══ MATERIAL ══

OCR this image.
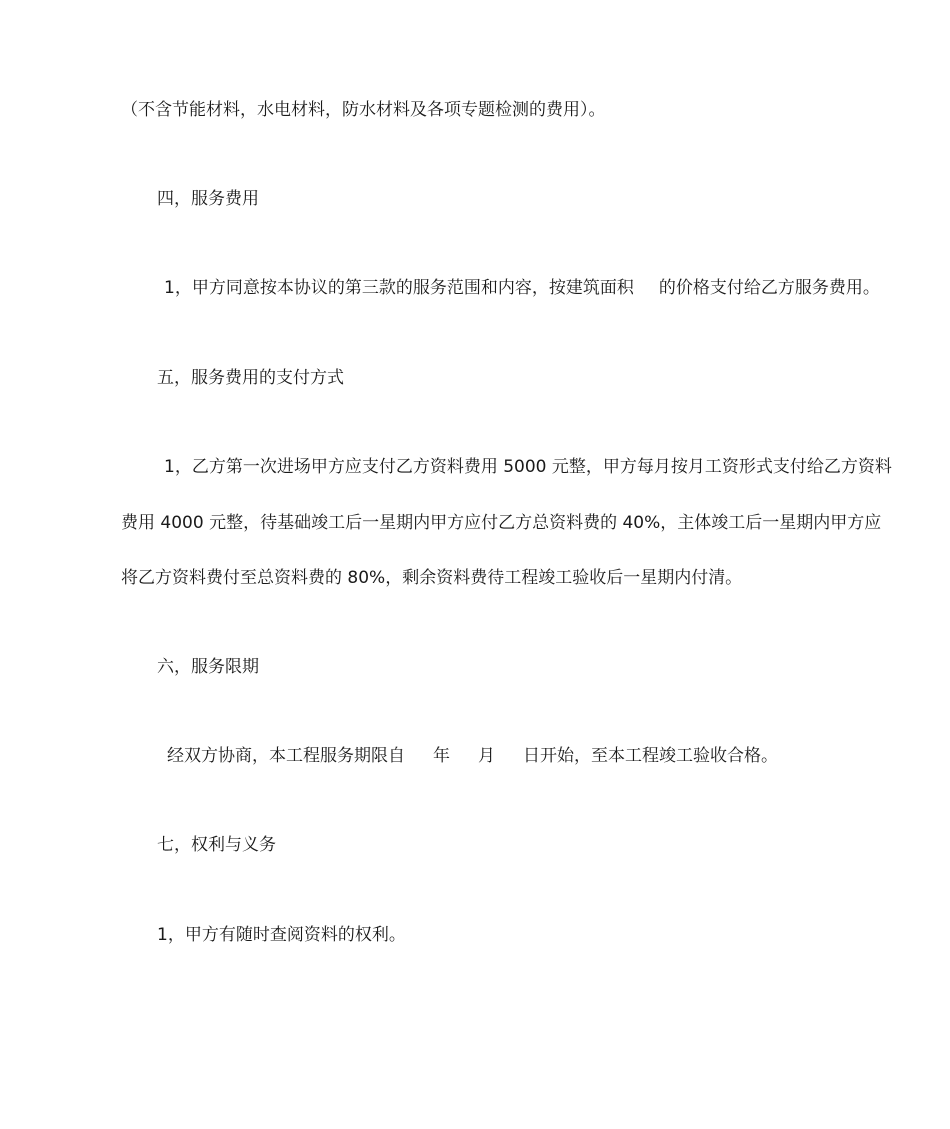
（不含节能材料，水电材料，防水材料及各项专题检测的费用）。
四，服务费用
1，甲方同意按本协议的第三款的服务范围和内容，按建筑面积 的价格支付给乙方服务费用。
五，服务费用的支付方式
1，乙方第一次进场甲方应支付乙方资料费用 5000 元整，甲方每月按月工资形式支付给乙方资料
费用 4000 元整，待基础竣工后一星期内甲方应付乙方总资料费的 40%，主体竣工后一星期内甲方应
将乙方资料费付至总资料费的 80%，剩余资料费待工程竣工验收后一星期内付清。
六，服务限期
经双方协商，本工程服务期限自 年 月 日开始，至本工程竣工验收合格。
七，权利与义务
1，甲方有随时查阅资料的权利。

═══

> **WRITTEN TASK**:
The records above need to be given again exactly. Omit the pictures.

> **RESULT OF THE EXERCISE**:
OCR this image.
（不含节能材料，水电材料，防水材料及各项专题检测的费用）。
四，服务费用
1，甲方同意按本协议的第三款的服务范围和内容，按建筑面积 的价格支付给乙方服务费用。
五，服务费用的支付方式
1，乙方第一次进场甲方应支付乙方资料费用 5000 元整，甲方每月按月工资形式支付给乙方资料
费用 4000 元整，待基础竣工后一星期内甲方应付乙方总资料费的 40%，主体竣工后一星期内甲方应
将乙方资料费付至总资料费的 80%，剩余资料费待工程竣工验收后一星期内付清。
六，服务限期
经双方协商，本工程服务期限自 年 月 日开始，至本工程竣工验收合格。
七，权利与义务
1，甲方有随时查阅资料的权利。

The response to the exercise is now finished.